LISTED RECORDS -

####

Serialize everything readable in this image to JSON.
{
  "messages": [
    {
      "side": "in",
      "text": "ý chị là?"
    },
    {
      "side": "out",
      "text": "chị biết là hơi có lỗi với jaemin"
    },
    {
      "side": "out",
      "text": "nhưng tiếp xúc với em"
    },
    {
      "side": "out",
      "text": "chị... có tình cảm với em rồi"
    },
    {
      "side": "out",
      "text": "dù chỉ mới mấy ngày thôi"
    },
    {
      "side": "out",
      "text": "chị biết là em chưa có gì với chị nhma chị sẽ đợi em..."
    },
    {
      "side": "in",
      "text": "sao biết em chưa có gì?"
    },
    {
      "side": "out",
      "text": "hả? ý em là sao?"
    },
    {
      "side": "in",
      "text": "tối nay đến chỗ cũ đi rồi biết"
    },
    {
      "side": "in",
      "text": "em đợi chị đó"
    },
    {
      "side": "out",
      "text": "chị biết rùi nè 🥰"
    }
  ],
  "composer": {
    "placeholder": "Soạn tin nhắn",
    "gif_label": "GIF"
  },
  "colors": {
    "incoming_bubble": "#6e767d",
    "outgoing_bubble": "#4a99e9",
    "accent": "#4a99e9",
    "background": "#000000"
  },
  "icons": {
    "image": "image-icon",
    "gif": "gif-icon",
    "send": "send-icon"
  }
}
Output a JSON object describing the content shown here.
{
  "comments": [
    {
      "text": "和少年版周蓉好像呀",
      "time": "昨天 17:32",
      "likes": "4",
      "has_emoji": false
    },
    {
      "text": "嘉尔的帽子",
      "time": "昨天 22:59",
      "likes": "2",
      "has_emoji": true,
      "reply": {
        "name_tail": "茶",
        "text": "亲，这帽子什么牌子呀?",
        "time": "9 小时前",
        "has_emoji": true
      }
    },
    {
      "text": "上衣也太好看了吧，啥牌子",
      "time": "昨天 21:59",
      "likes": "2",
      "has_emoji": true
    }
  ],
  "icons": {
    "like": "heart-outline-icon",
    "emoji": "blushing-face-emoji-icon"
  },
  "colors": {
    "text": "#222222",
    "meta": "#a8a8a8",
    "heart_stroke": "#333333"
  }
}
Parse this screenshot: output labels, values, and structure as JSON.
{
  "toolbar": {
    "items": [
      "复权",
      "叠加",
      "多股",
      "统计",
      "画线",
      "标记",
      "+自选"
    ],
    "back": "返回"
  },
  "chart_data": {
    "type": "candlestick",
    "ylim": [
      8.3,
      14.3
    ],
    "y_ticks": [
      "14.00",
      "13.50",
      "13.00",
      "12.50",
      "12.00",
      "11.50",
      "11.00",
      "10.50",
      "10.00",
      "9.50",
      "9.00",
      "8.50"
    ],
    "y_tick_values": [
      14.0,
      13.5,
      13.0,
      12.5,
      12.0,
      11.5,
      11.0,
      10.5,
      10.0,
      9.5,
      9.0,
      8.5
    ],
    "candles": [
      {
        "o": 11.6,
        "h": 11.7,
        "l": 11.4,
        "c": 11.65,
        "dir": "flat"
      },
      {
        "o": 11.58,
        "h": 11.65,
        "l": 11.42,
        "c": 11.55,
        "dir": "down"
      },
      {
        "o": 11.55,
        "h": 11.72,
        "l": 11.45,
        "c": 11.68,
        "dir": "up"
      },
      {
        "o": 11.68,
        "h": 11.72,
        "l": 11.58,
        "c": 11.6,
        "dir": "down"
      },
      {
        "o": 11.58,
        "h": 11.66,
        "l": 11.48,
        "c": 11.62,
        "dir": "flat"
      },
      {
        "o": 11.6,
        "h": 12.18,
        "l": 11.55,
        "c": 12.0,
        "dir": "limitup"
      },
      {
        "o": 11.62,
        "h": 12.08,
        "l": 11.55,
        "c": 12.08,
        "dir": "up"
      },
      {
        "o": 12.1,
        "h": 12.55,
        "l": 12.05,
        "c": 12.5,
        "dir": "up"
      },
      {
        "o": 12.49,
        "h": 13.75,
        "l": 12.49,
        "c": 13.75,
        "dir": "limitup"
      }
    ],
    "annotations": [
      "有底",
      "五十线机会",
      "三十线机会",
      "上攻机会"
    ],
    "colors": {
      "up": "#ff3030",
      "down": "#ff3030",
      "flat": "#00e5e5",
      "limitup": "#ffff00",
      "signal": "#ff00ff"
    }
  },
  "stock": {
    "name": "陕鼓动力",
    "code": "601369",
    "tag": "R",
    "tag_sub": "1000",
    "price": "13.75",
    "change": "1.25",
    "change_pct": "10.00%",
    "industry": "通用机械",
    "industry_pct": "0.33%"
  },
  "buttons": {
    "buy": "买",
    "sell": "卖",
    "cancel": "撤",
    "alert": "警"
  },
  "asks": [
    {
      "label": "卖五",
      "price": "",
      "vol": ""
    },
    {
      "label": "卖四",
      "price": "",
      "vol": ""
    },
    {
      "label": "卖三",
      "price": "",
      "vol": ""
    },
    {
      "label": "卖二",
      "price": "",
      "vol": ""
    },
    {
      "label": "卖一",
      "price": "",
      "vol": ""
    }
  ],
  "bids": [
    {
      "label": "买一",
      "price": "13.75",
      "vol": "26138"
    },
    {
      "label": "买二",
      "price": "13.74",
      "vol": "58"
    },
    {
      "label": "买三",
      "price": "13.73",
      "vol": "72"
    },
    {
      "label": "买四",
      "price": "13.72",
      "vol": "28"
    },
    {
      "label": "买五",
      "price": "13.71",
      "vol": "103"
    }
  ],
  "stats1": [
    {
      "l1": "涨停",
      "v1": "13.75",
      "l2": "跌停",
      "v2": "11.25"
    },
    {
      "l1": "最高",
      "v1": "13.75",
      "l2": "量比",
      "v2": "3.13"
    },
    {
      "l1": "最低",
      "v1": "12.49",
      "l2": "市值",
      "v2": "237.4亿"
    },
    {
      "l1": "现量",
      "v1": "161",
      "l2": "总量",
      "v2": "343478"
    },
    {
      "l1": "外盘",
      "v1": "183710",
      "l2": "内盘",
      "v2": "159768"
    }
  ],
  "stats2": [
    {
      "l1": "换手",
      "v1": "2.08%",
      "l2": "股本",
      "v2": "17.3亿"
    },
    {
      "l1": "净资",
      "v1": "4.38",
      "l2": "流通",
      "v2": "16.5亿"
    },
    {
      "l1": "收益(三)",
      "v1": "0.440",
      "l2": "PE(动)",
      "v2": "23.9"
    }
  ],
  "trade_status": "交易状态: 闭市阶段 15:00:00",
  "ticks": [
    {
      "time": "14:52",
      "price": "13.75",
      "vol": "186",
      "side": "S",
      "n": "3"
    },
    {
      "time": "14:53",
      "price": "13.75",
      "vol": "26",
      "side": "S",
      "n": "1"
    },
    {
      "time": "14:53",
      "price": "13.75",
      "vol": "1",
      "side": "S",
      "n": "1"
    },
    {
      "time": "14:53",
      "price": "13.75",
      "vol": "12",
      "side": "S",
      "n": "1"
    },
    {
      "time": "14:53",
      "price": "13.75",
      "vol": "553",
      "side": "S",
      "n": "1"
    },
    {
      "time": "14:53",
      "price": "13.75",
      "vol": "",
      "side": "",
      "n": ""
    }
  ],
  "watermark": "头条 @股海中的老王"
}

####

AIM -
Copy every line of the material, please, keeping it exactly the same.

THE SOLUTION -
Serialize everything readable in this image to JSON.
{
  "messages": [
    {
      "side": "in",
      "text": "ý chị là?"
    },
    {
      "side": "out",
      "text": "chị biết là hơi có lỗi với jaemin"
    },
    {
      "side": "out",
      "text": "nhưng tiếp xúc với em"
    },
    {
      "side": "out",
      "text": "chị... có tình cảm với em rồi"
    },
    {
      "side": "out",
      "text": "dù chỉ mới mấy ngày thôi"
    },
    {
      "side": "out",
      "text": "chị biết là em chưa có gì với chị nhma chị sẽ đợi em..."
    },
    {
      "side": "in",
      "text": "sao biết em chưa có gì?"
    },
    {
      "side": "out",
      "text": "hả? ý em là sao?"
    },
    {
      "side": "in",
      "text": "tối nay đến chỗ cũ đi rồi biết"
    },
    {
      "side": "in",
      "text": "em đợi chị đó"
    },
    {
      "side": "out",
      "text": "chị biết rùi nè 🥰"
    }
  ],
  "composer": {
    "placeholder": "Soạn tin nhắn",
    "gif_label": "GIF"
  },
  "colors": {
    "incoming_bubble": "#6e767d",
    "outgoing_bubble": "#4a99e9",
    "accent": "#4a99e9",
    "background": "#000000"
  },
  "icons": {
    "image": "image-icon",
    "gif": "gif-icon",
    "send": "send-icon"
  }
}
Output a JSON object describing the content shown here.
{
  "comments": [
    {
      "text": "和少年版周蓉好像呀",
      "time": "昨天 17:32",
      "likes": "4",
      "has_emoji": false
    },
    {
      "text": "嘉尔的帽子",
      "time": "昨天 22:59",
      "likes": "2",
      "has_emoji": true,
      "reply": {
        "name_tail": "茶",
        "text": "亲，这帽子什么牌子呀?",
        "time": "9 小时前",
        "has_emoji": true
      }
    },
    {
      "text": "上衣也太好看了吧，啥牌子",
      "time": "昨天 21:59",
      "likes": "2",
      "has_emoji": true
    }
  ],
  "icons": {
    "like": "heart-outline-icon",
    "emoji": "blushing-face-emoji-icon"
  },
  "colors": {
    "text": "#222222",
    "meta": "#a8a8a8",
    "heart_stroke": "#333333"
  }
}
Parse this screenshot: output labels, values, and structure as JSON.
{
  "toolbar": {
    "items": [
      "复权",
      "叠加",
      "多股",
      "统计",
      "画线",
      "标记",
      "+自选"
    ],
    "back": "返回"
  },
  "chart_data": {
    "type": "candlestick",
    "ylim": [
      8.3,
      14.3
    ],
    "y_ticks": [
      "14.00",
      "13.50",
      "13.00",
      "12.50",
      "12.00",
      "11.50",
      "11.00",
      "10.50",
      "10.00",
      "9.50",
      "9.00",
      "8.50"
    ],
    "y_tick_values": [
      14.0,
      13.5,
      13.0,
      12.5,
      12.0,
      11.5,
      11.0,
      10.5,
      10.0,
      9.5,
      9.0,
      8.5
    ],
    "candles": [
      {
        "o": 11.6,
        "h": 11.7,
        "l": 11.4,
        "c": 11.65,
        "dir": "flat"
      },
      {
        "o": 11.58,
        "h": 11.65,
        "l": 11.42,
        "c": 11.55,
        "dir": "down"
      },
      {
        "o": 11.55,
        "h": 11.72,
        "l": 11.45,
        "c": 11.68,
        "dir": "up"
      },
      {
        "o": 11.68,
        "h": 11.72,
        "l": 11.58,
        "c": 11.6,
        "dir": "down"
      },
      {
        "o": 11.58,
        "h": 11.66,
        "l": 11.48,
        "c": 11.62,
        "dir": "flat"
      },
      {
        "o": 11.6,
        "h": 12.18,
        "l": 11.55,
        "c": 12.0,
        "dir": "limitup"
      },
      {
        "o": 11.62,
        "h": 12.08,
        "l": 11.55,
        "c": 12.08,
        "dir": "up"
      },
      {
        "o": 12.1,
        "h": 12.55,
        "l": 12.05,
        "c": 12.5,
        "dir": "up"
      },
      {
        "o": 12.49,
        "h": 13.75,
        "l": 12.49,
        "c": 13.75,
        "dir": "limitup"
      }
    ],
    "annotations": [
      "有底",
      "五十线机会",
      "三十线机会",
      "上攻机会"
    ],
    "colors": {
      "up": "#ff3030",
      "down": "#ff3030",
      "flat": "#00e5e5",
      "limitup": "#ffff00",
      "signal": "#ff00ff"
    }
  },
  "stock": {
    "name": "陕鼓动力",
    "code": "601369",
    "tag": "R",
    "tag_sub": "1000",
    "price": "13.75",
    "change": "1.25",
    "change_pct": "10.00%",
    "industry": "通用机械",
    "industry_pct": "0.33%"
  },
  "buttons": {
    "buy": "买",
    "sell": "卖",
    "cancel": "撤",
    "alert": "警"
  },
  "asks": [
    {
      "label": "卖五",
      "price": "",
      "vol": ""
    },
    {
      "label": "卖四",
      "price": "",
      "vol": ""
    },
    {
      "label": "卖三",
      "price": "",
      "vol": ""
    },
    {
      "label": "卖二",
      "price": "",
      "vol": ""
    },
    {
      "label": "卖一",
      "price": "",
      "vol": ""
    }
  ],
  "bids": [
    {
      "label": "买一",
      "price": "13.75",
      "vol": "26138"
    },
    {
      "label": "买二",
      "price": "13.74",
      "vol": "58"
    },
    {
      "label": "买三",
      "price": "13.73",
      "vol": "72"
    },
    {
      "label": "买四",
      "price": "13.72",
      "vol": "28"
    },
    {
      "label": "买五",
      "price": "13.71",
      "vol": "103"
    }
  ],
  "stats1": [
    {
      "l1": "涨停",
      "v1": "13.75",
      "l2": "跌停",
      "v2": "11.25"
    },
    {
      "l1": "最高",
      "v1": "13.75",
      "l2": "量比",
      "v2": "3.13"
    },
    {
      "l1": "最低",
      "v1": "12.49",
      "l2": "市值",
      "v2": "237.4亿"
    },
    {
      "l1": "现量",
      "v1": "161",
      "l2": "总量",
      "v2": "343478"
    },
    {
      "l1": "外盘",
      "v1": "183710",
      "l2": "内盘",
      "v2": "159768"
    }
  ],
  "stats2": [
    {
      "l1": "换手",
      "v1": "2.08%",
      "l2": "股本",
      "v2": "17.3亿"
    },
    {
      "l1": "净资",
      "v1": "4.38",
      "l2": "流通",
      "v2": "16.5亿"
    },
    {
      "l1": "收益(三)",
      "v1": "0.440",
      "l2": "PE(动)",
      "v2": "23.9"
    }
  ],
  "trade_status": "交易状态: 闭市阶段 15:00:00",
  "ticks": [
    {
      "time": "14:52",
      "price": "13.75",
      "vol": "186",
      "side": "S",
      "n": "3"
    },
    {
      "time": "14:53",
      "price": "13.75",
      "vol": "26",
      "side": "S",
      "n": "1"
    },
    {
      "time": "14:53",
      "price": "13.75",
      "vol": "1",
      "side": "S",
      "n": "1"
    },
    {
      "time": "14:53",
      "price": "13.75",
      "vol": "12",
      "side": "S",
      "n": "1"
    },
    {
      "time": "14:53",
      "price": "13.75",
      "vol": "553",
      "side": "S",
      "n": "1"
    },
    {
      "time": "14:53",
      "price": "13.75",
      "vol": "",
      "side": "",
      "n": ""
    }
  ],
  "watermark": "头条 @股海中的老王"
}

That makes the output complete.